• [Data shown]
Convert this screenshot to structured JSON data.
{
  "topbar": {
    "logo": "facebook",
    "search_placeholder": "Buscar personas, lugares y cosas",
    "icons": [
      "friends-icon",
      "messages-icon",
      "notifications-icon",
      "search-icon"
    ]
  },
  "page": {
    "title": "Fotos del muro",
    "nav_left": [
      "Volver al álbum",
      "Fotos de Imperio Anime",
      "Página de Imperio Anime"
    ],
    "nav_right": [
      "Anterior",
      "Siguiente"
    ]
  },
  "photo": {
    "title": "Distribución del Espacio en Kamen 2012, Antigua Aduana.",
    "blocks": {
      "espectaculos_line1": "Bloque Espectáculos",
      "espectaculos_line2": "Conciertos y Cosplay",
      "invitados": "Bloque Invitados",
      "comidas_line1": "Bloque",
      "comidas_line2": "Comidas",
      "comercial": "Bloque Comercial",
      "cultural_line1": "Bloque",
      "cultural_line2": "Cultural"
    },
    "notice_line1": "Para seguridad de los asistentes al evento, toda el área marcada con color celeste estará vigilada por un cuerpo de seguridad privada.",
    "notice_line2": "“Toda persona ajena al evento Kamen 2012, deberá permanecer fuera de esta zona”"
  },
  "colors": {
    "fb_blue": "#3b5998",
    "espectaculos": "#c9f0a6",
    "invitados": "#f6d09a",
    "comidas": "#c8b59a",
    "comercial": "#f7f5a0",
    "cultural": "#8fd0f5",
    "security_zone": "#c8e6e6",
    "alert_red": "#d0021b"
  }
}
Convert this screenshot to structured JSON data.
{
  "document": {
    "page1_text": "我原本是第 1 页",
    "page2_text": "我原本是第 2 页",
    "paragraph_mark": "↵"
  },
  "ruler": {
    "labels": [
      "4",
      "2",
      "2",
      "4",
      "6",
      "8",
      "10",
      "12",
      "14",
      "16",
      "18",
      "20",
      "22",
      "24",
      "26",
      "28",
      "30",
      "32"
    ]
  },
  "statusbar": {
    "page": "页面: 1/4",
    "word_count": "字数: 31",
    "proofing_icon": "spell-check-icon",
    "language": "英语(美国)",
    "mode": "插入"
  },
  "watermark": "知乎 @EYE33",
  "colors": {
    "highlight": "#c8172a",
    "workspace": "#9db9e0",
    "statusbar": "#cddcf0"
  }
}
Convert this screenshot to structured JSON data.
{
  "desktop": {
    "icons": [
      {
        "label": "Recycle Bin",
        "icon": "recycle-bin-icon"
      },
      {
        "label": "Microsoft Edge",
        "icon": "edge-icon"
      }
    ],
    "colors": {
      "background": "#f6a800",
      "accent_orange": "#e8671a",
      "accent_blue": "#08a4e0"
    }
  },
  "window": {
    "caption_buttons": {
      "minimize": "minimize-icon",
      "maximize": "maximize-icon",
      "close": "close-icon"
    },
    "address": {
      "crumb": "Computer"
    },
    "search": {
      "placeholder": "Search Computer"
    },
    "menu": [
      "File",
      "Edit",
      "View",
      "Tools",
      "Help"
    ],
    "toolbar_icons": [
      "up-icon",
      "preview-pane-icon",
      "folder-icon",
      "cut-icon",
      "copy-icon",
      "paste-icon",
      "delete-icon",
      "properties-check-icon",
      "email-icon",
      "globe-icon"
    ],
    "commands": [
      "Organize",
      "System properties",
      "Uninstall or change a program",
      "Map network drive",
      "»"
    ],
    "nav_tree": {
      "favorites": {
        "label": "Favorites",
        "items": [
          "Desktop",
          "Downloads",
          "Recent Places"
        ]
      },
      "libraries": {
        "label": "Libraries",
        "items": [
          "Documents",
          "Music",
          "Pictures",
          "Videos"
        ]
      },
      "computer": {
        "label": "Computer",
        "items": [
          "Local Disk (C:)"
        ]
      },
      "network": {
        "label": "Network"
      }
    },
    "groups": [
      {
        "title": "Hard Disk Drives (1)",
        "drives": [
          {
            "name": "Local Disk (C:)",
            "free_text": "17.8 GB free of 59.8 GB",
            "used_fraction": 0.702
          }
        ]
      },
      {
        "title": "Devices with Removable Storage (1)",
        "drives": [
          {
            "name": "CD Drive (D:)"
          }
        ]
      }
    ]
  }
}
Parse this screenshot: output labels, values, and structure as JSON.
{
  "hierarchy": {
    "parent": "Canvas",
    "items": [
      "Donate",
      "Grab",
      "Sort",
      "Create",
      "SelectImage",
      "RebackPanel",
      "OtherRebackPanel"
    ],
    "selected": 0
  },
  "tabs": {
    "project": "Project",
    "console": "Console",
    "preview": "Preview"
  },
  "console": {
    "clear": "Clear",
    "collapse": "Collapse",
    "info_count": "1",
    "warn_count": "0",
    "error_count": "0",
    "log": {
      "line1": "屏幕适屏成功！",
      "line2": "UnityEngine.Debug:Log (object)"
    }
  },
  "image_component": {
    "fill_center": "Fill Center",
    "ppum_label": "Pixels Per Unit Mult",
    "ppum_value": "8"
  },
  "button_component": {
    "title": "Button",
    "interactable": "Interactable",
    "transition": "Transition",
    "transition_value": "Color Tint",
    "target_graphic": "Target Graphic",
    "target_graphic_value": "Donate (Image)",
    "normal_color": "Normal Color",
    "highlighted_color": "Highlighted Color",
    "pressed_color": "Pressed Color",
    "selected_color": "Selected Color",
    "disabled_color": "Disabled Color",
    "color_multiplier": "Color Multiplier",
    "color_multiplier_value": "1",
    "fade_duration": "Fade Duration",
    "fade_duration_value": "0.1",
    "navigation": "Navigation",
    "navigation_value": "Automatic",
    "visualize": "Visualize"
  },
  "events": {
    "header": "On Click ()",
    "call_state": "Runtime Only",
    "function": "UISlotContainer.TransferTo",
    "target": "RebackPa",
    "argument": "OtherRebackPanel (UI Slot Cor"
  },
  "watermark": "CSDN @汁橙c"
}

• [Aim]
Look through the material and copy each line that has "watermark".

• [Output for this exercise]
  "watermark": "知乎 @EYE33",
  "watermark": "CSDN @汁橙c"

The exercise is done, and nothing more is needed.